Extracted information

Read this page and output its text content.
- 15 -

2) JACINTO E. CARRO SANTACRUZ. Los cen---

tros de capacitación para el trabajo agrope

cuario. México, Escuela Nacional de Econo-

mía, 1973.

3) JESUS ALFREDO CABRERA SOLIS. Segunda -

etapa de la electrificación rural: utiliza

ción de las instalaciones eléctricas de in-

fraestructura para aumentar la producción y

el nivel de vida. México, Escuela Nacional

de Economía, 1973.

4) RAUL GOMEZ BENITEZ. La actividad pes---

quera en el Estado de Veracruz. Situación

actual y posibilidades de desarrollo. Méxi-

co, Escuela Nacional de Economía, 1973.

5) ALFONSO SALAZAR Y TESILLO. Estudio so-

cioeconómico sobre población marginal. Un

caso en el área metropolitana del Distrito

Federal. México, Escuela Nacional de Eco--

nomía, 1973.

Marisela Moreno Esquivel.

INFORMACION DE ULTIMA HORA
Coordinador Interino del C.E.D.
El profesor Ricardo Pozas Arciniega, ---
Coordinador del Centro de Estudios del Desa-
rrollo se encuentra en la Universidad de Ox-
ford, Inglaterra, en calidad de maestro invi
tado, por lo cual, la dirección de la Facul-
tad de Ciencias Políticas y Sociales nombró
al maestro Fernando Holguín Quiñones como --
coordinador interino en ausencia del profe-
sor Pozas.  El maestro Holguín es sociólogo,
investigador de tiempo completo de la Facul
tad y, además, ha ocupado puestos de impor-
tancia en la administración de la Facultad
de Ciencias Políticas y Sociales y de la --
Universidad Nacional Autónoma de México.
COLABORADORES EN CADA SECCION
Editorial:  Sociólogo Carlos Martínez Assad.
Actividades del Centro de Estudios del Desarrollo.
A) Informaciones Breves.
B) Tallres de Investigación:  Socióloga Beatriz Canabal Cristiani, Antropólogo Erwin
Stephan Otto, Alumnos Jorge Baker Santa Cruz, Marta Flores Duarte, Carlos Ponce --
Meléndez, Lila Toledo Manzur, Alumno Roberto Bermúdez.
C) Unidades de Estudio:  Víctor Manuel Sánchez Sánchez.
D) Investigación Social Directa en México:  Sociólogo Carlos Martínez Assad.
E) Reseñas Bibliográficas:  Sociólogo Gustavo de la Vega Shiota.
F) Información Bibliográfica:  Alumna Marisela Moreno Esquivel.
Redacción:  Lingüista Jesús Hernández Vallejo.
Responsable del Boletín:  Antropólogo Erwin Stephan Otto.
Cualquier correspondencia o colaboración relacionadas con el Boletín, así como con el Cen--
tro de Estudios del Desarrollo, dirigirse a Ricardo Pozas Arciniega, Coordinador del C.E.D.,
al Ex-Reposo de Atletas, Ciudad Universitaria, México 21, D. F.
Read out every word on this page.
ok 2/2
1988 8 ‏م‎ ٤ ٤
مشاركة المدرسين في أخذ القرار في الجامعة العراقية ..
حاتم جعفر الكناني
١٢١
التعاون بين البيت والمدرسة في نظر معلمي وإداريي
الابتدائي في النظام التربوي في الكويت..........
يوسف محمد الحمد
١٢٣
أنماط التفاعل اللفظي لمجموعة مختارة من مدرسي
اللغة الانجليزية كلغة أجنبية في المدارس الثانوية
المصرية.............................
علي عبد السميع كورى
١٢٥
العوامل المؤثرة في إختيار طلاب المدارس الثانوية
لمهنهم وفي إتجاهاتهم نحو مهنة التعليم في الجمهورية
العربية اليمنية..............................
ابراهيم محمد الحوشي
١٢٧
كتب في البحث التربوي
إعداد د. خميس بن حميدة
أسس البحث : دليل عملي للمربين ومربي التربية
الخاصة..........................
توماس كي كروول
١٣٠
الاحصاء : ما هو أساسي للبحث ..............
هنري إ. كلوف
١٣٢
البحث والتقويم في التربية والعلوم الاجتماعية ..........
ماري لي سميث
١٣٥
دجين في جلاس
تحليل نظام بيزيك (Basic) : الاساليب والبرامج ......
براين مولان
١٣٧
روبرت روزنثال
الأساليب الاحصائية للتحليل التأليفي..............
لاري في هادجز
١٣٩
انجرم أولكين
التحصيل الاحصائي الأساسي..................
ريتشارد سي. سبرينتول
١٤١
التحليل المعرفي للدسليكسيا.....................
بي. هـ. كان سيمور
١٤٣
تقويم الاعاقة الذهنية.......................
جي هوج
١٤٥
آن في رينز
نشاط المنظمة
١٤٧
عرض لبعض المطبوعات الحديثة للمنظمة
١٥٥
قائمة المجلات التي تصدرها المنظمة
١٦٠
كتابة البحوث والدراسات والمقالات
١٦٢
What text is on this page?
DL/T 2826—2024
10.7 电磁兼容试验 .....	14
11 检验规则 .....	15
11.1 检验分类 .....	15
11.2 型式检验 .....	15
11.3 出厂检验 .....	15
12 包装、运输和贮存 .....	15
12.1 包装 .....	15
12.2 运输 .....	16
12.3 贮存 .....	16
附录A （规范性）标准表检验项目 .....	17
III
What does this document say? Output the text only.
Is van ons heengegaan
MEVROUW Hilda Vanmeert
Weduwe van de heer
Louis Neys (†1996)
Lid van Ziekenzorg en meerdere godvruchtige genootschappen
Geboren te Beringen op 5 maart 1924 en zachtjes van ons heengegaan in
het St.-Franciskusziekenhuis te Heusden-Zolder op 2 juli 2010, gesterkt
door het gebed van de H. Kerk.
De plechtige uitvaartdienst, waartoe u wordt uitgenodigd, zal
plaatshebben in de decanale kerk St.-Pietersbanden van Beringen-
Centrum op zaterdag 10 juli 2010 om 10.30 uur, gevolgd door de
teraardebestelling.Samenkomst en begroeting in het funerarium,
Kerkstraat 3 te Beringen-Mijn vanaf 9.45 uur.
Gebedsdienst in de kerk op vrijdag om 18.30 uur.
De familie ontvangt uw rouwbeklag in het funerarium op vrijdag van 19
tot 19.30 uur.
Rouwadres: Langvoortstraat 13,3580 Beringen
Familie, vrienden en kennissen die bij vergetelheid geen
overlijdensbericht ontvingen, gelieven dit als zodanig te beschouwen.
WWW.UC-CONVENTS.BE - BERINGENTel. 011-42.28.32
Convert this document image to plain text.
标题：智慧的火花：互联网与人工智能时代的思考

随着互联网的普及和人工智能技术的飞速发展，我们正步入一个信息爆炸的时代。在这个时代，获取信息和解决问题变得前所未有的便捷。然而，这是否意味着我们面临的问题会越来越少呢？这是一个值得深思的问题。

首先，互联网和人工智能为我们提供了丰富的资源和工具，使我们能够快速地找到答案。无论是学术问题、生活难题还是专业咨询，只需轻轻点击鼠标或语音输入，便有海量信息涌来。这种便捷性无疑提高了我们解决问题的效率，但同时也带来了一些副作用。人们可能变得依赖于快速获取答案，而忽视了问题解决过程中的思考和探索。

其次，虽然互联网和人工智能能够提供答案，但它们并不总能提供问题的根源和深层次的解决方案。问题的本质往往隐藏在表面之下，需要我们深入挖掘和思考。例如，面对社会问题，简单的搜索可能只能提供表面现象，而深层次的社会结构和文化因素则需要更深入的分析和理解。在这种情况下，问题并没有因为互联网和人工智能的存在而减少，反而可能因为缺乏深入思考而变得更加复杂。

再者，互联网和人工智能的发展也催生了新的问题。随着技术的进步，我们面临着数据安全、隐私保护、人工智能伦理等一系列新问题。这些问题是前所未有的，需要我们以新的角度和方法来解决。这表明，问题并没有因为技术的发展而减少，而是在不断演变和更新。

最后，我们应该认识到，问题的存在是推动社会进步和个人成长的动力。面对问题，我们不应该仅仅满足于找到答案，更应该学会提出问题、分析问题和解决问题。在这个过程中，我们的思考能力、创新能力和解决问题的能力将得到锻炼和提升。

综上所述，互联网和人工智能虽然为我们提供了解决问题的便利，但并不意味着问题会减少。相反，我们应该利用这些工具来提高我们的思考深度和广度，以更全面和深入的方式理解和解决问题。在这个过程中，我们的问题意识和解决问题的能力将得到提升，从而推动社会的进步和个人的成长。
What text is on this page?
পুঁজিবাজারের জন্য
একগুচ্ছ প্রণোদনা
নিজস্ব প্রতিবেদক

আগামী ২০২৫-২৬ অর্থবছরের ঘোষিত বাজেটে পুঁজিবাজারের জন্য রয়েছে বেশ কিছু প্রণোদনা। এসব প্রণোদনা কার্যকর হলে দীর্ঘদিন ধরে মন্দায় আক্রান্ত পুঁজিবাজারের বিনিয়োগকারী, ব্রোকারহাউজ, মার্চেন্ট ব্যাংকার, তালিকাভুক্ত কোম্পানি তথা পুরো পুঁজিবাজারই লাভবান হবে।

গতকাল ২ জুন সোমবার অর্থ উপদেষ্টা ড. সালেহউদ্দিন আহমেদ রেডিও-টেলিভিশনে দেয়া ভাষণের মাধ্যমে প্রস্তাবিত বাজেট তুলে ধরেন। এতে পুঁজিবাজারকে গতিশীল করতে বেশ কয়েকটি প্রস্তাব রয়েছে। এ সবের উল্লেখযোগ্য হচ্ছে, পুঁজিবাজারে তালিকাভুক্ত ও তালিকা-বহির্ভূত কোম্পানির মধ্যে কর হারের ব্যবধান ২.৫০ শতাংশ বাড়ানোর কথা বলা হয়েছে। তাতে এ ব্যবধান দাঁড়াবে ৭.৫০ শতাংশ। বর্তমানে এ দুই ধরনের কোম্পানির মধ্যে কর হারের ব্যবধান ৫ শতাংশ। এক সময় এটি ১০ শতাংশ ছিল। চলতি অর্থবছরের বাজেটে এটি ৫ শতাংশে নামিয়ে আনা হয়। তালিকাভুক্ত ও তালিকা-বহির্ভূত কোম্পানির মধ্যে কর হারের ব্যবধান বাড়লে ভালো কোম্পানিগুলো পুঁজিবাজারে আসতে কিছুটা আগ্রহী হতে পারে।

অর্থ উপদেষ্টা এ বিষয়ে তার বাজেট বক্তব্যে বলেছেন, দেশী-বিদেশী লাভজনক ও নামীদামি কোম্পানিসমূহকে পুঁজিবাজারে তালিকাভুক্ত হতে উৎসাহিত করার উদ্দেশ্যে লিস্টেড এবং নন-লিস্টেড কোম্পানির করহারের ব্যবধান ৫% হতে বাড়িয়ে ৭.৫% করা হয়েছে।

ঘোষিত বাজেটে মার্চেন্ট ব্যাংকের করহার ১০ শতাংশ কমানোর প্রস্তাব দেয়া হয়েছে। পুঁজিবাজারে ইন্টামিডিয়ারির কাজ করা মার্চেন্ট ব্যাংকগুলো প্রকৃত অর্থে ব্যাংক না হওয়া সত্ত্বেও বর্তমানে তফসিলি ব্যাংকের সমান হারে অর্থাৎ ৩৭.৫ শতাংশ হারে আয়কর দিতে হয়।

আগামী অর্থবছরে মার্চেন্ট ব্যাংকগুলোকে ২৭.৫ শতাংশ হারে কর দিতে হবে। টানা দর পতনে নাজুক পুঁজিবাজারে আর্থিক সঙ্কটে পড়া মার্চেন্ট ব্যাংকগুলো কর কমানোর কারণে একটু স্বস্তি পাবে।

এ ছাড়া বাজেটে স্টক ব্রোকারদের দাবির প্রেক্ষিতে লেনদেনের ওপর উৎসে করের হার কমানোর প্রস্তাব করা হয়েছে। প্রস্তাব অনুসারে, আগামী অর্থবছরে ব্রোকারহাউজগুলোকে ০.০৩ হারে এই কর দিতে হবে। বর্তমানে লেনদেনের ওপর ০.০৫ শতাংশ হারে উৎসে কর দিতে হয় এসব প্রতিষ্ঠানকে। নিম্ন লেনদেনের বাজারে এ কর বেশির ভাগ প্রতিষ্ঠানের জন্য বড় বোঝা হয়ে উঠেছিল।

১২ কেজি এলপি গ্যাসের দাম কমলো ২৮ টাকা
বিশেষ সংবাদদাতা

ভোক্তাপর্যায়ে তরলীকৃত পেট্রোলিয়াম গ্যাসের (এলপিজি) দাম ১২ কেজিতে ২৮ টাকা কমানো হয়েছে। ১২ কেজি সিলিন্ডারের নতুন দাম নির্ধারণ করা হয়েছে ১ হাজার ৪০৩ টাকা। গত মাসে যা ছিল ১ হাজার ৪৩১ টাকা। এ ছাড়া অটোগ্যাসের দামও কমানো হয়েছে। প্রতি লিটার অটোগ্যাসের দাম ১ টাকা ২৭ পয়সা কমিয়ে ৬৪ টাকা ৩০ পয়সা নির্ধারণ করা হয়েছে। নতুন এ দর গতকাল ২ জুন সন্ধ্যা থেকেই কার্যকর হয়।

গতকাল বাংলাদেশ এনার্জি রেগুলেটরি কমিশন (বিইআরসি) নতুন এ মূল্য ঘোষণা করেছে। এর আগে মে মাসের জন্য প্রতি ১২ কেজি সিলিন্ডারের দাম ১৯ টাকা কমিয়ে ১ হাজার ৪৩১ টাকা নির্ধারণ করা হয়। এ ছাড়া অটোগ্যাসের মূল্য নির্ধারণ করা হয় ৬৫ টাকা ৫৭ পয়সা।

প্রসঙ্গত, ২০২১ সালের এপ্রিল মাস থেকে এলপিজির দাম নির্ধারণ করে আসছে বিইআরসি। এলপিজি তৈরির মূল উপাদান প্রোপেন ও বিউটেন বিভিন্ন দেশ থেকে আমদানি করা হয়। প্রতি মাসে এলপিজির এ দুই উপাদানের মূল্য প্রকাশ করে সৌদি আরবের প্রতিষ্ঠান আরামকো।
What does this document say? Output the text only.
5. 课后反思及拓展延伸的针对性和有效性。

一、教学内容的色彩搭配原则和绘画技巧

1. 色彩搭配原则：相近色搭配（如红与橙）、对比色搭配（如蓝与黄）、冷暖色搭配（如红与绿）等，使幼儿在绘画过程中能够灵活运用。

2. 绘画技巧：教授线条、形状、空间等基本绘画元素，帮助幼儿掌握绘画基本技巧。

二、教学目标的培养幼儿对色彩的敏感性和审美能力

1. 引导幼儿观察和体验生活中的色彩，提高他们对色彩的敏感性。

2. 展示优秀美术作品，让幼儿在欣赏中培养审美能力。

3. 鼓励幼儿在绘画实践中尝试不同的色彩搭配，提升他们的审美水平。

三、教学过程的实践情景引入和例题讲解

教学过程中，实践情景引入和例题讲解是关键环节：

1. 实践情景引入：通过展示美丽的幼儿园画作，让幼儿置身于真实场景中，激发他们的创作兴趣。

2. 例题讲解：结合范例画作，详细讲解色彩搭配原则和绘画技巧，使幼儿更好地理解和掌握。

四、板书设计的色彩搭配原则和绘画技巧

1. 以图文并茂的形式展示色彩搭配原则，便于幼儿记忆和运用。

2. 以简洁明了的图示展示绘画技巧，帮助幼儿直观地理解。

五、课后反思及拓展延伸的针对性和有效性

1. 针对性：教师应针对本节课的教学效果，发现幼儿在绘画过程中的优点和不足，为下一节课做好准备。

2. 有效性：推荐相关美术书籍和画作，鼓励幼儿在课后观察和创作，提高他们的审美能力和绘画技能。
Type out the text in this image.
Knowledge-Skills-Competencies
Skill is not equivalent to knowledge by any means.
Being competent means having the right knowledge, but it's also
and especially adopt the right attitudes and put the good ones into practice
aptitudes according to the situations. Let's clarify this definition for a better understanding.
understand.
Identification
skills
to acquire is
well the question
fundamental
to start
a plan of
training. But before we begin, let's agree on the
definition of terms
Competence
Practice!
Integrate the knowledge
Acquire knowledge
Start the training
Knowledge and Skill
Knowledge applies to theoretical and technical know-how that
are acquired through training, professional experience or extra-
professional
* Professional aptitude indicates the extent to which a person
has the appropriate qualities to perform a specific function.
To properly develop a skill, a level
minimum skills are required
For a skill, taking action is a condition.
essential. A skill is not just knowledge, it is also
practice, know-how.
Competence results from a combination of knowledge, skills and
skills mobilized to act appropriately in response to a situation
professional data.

Your instructions
Consider the entries above and return each line with the string "Economía".

Response to the task
de Economía, 1973.
co, Escuela Nacional de Economía, 1973.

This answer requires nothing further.